__INSTRUCTIONS TO FOLLOW__:
Copy out all lines where "text" appears.
--- start ---
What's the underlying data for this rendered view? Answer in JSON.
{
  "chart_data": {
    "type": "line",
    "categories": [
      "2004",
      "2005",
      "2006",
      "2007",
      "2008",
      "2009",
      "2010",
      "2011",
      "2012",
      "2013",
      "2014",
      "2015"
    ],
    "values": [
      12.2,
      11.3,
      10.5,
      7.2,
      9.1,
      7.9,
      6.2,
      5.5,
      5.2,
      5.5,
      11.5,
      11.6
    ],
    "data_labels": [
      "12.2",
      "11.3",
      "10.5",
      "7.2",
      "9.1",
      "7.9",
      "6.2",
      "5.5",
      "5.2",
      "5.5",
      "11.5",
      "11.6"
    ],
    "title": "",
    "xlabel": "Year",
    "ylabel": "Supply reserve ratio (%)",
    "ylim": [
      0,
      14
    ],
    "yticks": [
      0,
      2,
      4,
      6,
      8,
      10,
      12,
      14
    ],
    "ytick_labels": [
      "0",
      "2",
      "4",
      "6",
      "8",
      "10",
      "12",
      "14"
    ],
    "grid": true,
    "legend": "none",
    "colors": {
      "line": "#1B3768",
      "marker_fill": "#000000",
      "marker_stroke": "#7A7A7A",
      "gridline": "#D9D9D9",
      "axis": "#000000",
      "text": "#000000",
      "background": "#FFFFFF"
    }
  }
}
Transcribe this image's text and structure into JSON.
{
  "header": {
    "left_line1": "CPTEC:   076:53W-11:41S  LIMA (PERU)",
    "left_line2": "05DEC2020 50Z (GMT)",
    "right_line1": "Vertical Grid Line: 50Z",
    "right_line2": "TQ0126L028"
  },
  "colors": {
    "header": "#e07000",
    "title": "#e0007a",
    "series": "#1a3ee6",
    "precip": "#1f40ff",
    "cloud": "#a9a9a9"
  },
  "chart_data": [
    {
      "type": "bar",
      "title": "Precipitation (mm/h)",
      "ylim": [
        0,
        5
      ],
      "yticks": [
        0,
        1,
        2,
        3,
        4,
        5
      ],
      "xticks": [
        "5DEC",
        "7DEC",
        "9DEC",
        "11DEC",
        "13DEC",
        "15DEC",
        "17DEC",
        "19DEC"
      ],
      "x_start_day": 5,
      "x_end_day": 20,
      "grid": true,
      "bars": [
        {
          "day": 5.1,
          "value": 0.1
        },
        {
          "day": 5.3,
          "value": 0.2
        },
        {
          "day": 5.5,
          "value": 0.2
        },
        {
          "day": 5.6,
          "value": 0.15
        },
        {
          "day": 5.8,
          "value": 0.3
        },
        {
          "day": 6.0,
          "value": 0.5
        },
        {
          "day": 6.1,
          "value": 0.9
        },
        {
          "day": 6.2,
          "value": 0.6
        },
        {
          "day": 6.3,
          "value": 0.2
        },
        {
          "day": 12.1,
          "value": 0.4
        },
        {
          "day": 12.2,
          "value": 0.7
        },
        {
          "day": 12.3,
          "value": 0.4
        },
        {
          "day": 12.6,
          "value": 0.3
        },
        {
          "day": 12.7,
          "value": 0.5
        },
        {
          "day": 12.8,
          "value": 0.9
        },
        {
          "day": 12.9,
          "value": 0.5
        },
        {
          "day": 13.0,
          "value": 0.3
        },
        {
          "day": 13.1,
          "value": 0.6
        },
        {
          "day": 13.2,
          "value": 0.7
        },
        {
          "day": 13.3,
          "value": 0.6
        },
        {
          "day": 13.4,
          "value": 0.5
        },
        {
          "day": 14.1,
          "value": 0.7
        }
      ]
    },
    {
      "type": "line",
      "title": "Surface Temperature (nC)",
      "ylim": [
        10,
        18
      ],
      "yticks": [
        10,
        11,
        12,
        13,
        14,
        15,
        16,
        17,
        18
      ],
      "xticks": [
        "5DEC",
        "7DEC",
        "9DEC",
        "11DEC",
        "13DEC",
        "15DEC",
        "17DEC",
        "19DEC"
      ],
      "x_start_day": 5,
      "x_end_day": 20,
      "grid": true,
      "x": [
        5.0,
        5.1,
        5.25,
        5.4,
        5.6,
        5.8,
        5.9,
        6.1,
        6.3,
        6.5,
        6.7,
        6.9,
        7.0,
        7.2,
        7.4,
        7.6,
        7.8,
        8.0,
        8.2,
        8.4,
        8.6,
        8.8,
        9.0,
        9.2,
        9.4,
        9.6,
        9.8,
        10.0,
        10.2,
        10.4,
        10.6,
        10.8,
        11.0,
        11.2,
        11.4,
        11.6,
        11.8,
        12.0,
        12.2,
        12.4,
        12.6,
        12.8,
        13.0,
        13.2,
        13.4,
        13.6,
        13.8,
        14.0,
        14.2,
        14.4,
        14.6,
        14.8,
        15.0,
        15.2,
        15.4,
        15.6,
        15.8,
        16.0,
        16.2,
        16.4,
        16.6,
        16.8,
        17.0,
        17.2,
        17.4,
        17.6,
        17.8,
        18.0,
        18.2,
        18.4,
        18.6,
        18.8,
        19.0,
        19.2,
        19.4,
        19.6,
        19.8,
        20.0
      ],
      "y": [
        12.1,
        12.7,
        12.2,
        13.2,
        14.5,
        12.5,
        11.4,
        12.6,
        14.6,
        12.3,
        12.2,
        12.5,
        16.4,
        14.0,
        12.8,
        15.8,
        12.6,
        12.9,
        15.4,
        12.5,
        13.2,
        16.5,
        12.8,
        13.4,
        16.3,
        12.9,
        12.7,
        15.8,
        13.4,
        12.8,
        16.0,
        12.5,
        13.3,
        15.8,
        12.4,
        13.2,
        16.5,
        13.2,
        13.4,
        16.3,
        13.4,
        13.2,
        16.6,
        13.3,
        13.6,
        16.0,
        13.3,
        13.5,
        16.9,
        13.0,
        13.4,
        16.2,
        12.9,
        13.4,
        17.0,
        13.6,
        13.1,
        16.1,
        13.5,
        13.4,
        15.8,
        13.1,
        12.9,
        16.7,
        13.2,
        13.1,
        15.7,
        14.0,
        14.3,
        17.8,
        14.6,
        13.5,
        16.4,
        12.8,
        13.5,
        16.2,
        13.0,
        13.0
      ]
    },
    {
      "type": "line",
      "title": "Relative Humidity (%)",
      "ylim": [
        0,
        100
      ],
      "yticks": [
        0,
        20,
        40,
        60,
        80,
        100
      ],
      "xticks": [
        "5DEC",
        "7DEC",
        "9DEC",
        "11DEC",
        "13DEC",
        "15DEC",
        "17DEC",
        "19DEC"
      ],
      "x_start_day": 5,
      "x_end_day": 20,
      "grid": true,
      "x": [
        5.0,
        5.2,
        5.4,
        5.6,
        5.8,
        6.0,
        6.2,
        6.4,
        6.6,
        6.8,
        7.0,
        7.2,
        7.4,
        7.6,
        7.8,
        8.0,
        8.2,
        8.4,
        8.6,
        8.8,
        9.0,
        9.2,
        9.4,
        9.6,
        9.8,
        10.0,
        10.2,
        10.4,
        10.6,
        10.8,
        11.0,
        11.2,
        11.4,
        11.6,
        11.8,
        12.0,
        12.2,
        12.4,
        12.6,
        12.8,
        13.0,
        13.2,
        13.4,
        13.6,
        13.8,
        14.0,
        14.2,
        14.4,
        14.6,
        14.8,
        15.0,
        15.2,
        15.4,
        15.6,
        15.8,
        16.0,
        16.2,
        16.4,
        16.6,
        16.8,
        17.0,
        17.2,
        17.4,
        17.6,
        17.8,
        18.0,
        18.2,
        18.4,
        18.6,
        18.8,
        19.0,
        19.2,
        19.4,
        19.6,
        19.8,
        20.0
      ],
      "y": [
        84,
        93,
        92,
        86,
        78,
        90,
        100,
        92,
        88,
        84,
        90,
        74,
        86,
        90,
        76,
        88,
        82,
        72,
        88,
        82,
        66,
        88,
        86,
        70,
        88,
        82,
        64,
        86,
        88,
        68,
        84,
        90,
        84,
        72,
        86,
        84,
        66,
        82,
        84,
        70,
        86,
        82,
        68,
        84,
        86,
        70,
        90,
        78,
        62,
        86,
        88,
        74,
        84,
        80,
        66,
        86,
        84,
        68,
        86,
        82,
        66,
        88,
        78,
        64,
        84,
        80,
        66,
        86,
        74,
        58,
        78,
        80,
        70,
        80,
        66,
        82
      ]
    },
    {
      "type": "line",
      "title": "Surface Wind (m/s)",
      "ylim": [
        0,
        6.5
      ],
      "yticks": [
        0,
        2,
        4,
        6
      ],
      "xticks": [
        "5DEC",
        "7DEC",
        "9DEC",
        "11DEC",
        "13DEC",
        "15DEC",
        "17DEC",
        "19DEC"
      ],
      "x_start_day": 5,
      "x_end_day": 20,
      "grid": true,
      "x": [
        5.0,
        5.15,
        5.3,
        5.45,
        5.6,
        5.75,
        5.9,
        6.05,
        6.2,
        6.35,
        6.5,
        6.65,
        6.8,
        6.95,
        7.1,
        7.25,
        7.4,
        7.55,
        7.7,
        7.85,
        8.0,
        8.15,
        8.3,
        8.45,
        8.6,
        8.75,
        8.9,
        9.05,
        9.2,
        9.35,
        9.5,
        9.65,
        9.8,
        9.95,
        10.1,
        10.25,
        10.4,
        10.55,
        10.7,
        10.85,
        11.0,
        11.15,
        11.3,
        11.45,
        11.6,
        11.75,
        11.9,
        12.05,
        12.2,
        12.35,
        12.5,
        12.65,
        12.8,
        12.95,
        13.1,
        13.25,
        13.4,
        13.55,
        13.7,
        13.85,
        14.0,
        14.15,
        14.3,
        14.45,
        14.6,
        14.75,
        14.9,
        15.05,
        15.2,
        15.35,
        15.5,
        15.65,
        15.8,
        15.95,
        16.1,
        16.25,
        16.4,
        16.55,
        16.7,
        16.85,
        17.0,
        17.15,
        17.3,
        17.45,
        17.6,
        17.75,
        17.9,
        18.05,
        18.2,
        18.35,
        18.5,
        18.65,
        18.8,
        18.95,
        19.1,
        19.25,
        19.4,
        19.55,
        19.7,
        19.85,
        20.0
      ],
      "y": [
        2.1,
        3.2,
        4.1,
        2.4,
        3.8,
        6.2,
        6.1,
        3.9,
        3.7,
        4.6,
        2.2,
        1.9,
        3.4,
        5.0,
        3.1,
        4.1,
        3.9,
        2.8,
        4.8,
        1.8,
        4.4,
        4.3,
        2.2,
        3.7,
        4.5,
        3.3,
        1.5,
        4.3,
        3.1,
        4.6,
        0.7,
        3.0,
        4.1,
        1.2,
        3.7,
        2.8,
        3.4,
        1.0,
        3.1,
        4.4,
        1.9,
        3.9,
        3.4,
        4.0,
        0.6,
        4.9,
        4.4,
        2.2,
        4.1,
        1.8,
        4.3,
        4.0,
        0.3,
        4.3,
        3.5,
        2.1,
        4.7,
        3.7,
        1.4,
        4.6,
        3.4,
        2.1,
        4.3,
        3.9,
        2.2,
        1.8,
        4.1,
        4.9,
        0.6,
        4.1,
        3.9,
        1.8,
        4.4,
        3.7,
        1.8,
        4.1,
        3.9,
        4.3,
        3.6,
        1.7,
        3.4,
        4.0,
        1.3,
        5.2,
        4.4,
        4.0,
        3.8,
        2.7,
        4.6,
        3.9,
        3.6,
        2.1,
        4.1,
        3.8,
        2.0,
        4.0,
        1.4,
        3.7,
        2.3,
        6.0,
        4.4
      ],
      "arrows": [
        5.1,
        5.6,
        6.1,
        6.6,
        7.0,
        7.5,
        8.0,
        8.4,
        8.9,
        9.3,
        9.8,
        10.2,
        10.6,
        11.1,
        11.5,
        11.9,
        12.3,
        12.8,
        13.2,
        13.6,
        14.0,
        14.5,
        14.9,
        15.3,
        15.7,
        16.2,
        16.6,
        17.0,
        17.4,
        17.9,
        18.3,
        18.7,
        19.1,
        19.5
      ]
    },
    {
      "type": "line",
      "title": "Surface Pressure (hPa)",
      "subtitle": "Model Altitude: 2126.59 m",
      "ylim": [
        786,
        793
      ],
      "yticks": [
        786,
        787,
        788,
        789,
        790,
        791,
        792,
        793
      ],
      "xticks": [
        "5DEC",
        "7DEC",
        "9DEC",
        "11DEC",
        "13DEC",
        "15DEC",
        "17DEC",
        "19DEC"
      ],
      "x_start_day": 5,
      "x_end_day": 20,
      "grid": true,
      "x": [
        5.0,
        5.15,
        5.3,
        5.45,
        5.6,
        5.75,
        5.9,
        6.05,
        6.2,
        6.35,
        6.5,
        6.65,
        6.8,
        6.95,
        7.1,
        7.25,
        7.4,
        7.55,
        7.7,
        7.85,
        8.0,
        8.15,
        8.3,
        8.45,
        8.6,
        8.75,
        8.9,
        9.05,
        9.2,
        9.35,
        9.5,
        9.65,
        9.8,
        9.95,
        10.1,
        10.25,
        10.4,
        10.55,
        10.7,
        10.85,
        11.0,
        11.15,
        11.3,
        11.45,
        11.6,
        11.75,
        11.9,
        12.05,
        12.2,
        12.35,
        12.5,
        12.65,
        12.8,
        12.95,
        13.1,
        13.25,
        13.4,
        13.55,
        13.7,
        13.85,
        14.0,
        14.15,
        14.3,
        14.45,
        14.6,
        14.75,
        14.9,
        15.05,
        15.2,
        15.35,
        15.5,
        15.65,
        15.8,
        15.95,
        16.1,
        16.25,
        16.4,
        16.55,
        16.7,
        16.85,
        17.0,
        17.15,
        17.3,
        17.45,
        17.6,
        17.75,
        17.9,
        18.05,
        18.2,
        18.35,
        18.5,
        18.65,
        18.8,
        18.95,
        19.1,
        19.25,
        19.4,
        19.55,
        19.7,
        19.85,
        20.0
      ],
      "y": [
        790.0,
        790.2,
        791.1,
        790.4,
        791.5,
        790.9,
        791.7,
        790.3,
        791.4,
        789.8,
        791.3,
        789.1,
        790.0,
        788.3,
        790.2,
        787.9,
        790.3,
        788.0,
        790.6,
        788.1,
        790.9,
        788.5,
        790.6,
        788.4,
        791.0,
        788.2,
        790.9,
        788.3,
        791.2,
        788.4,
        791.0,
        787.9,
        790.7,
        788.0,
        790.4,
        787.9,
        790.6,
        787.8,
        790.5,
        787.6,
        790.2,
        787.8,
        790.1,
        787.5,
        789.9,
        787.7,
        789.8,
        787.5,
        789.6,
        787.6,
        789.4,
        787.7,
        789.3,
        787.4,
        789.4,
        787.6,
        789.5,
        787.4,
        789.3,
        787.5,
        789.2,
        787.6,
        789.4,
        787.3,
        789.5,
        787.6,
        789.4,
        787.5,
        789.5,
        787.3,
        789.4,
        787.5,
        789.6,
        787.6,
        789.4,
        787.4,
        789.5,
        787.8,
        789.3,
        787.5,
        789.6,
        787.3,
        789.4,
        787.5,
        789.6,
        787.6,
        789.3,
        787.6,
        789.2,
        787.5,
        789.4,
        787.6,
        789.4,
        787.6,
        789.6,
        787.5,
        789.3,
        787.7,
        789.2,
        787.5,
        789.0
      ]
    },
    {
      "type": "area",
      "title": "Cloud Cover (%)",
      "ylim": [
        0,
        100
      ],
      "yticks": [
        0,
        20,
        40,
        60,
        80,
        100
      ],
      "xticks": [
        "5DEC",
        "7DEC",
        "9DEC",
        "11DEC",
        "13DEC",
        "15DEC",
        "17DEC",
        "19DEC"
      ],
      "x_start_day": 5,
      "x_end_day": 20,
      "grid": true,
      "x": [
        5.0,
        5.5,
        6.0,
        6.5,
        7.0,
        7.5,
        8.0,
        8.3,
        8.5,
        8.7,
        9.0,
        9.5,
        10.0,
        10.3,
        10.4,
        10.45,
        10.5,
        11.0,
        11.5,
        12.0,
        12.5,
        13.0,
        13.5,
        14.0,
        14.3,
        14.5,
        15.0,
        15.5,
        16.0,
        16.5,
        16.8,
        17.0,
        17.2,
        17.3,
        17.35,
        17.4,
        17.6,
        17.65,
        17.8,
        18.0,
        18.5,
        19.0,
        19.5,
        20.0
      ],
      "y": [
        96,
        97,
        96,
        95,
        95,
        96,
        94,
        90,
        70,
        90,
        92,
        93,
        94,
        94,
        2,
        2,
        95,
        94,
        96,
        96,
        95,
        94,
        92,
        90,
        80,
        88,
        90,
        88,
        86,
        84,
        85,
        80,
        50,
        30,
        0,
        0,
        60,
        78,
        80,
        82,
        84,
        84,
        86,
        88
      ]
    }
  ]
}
--- end ---
__TASK OUTPUT__:
      "text": "#000000",
Transcribe this image's text and structure into JSON.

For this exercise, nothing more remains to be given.